> _INFORMATION GIVEN_
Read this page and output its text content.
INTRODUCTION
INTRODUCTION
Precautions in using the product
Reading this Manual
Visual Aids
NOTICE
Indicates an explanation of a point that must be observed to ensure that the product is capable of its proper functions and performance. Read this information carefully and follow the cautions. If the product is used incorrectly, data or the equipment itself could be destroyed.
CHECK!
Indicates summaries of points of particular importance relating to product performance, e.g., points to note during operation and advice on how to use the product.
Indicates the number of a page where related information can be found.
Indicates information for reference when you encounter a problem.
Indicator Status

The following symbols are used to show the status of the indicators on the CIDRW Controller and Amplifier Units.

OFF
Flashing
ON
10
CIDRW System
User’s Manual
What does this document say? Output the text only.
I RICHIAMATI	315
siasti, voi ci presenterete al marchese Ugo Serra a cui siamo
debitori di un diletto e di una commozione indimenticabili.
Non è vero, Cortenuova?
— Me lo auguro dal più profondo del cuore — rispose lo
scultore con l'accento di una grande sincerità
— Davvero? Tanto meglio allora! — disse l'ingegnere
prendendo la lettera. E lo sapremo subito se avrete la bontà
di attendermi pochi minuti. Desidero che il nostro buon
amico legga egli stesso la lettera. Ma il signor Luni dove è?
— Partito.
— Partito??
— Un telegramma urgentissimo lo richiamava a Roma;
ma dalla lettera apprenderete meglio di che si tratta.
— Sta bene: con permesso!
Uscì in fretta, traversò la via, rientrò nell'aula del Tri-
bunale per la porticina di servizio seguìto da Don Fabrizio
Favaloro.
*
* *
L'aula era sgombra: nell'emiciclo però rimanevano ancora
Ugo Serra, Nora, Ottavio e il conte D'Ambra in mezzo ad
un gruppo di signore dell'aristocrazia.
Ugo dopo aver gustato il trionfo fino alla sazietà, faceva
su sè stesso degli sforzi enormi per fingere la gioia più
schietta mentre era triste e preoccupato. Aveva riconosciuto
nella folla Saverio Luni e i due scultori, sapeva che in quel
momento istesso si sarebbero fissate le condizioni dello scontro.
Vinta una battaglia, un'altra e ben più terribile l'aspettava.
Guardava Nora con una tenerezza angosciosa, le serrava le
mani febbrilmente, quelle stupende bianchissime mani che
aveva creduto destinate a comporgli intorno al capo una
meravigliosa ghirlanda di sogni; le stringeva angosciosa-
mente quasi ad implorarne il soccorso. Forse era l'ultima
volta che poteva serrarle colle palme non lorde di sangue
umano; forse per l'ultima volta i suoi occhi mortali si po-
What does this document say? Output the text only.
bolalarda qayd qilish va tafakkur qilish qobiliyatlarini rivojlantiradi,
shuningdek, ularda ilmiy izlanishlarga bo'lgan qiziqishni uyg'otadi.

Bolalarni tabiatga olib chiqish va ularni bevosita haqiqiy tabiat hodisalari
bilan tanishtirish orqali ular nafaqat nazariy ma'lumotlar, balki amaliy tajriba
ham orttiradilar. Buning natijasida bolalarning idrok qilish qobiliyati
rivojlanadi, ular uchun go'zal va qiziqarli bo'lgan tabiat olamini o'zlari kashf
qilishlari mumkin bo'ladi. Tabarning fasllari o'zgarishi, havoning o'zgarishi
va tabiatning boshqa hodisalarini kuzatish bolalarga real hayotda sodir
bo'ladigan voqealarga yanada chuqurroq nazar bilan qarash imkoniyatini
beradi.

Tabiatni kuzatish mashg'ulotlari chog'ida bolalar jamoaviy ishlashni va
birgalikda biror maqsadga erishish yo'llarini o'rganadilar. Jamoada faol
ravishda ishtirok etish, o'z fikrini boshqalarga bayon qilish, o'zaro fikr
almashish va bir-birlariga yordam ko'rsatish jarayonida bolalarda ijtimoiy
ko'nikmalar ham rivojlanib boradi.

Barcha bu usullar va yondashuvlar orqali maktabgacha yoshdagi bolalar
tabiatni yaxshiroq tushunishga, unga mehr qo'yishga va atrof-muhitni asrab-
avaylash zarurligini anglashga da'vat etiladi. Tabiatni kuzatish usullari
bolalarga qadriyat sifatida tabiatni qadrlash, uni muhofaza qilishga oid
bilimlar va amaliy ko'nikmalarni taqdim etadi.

> _STATED TASK_
Copy out each line exactly.

> _EXERCISE RESULT_
Read this page and output its text content.
INTRODUCTION
INTRODUCTION
Precautions in using the product
Reading this Manual
Visual Aids
NOTICE
Indicates an explanation of a point that must be observed to ensure that the product is capable of its proper functions and performance. Read this information carefully and follow the cautions. If the product is used incorrectly, data or the equipment itself could be destroyed.
CHECK!
Indicates summaries of points of particular importance relating to product performance, e.g., points to note during operation and advice on how to use the product.
Indicates the number of a page where related information can be found.
Indicates information for reference when you encounter a problem.
Indicator Status

The following symbols are used to show the status of the indicators on the CIDRW Controller and Amplifier Units.

OFF
Flashing
ON
10
CIDRW System
User’s Manual
What does this document say? Output the text only.
I RICHIAMATI	315
siasti, voi ci presenterete al marchese Ugo Serra a cui siamo
debitori di un diletto e di una commozione indimenticabili.
Non è vero, Cortenuova?
— Me lo auguro dal più profondo del cuore — rispose lo
scultore con l'accento di una grande sincerità
— Davvero? Tanto meglio allora! — disse l'ingegnere
prendendo la lettera. E lo sapremo subito se avrete la bontà
di attendermi pochi minuti. Desidero che il nostro buon
amico legga egli stesso la lettera. Ma il signor Luni dove è?
— Partito.
— Partito??
— Un telegramma urgentissimo lo richiamava a Roma;
ma dalla lettera apprenderete meglio di che si tratta.
— Sta bene: con permesso!
Uscì in fretta, traversò la via, rientrò nell'aula del Tri-
bunale per la porticina di servizio seguìto da Don Fabrizio
Favaloro.
*
* *
L'aula era sgombra: nell'emiciclo però rimanevano ancora
Ugo Serra, Nora, Ottavio e il conte D'Ambra in mezzo ad
un gruppo di signore dell'aristocrazia.
Ugo dopo aver gustato il trionfo fino alla sazietà, faceva
su sè stesso degli sforzi enormi per fingere la gioia più
schietta mentre era triste e preoccupato. Aveva riconosciuto
nella folla Saverio Luni e i due scultori, sapeva che in quel
momento istesso si sarebbero fissate le condizioni dello scontro.
Vinta una battaglia, un'altra e ben più terribile l'aspettava.
Guardava Nora con una tenerezza angosciosa, le serrava le
mani febbrilmente, quelle stupende bianchissime mani che
aveva creduto destinate a comporgli intorno al capo una
meravigliosa ghirlanda di sogni; le stringeva angosciosa-
mente quasi ad implorarne il soccorso. Forse era l'ultima
volta che poteva serrarle colle palme non lorde di sangue
umano; forse per l'ultima volta i suoi occhi mortali si po-
What does this document say? Output the text only.
bolalarda qayd qilish va tafakkur qilish qobiliyatlarini rivojlantiradi,
shuningdek, ularda ilmiy izlanishlarga bo'lgan qiziqishni uyg'otadi.

Bolalarni tabiatga olib chiqish va ularni bevosita haqiqiy tabiat hodisalari
bilan tanishtirish orqali ular nafaqat nazariy ma'lumotlar, balki amaliy tajriba
ham orttiradilar. Buning natijasida bolalarning idrok qilish qobiliyati
rivojlanadi, ular uchun go'zal va qiziqarli bo'lgan tabiat olamini o'zlari kashf
qilishlari mumkin bo'ladi. Tabarning fasllari o'zgarishi, havoning o'zgarishi
va tabiatning boshqa hodisalarini kuzatish bolalarga real hayotda sodir
bo'ladigan voqealarga yanada chuqurroq nazar bilan qarash imkoniyatini
beradi.

Tabiatni kuzatish mashg'ulotlari chog'ida bolalar jamoaviy ishlashni va
birgalikda biror maqsadga erishish yo'llarini o'rganadilar. Jamoada faol
ravishda ishtirok etish, o'z fikrini boshqalarga bayon qilish, o'zaro fikr
almashish va bir-birlariga yordam ko'rsatish jarayonida bolalarda ijtimoiy
ko'nikmalar ham rivojlanib boradi.

Barcha bu usullar va yondashuvlar orqali maktabgacha yoshdagi bolalar
tabiatni yaxshiroq tushunishga, unga mehr qo'yishga va atrof-muhitni asrab-
avaylash zarurligini anglashga da'vat etiladi. Tabiatni kuzatish usullari
bolalarga qadriyat sifatida tabiatni qadrlash, uni muhofaza qilishga oid
bilimlar va amaliy ko'nikmalarni taqdim etadi.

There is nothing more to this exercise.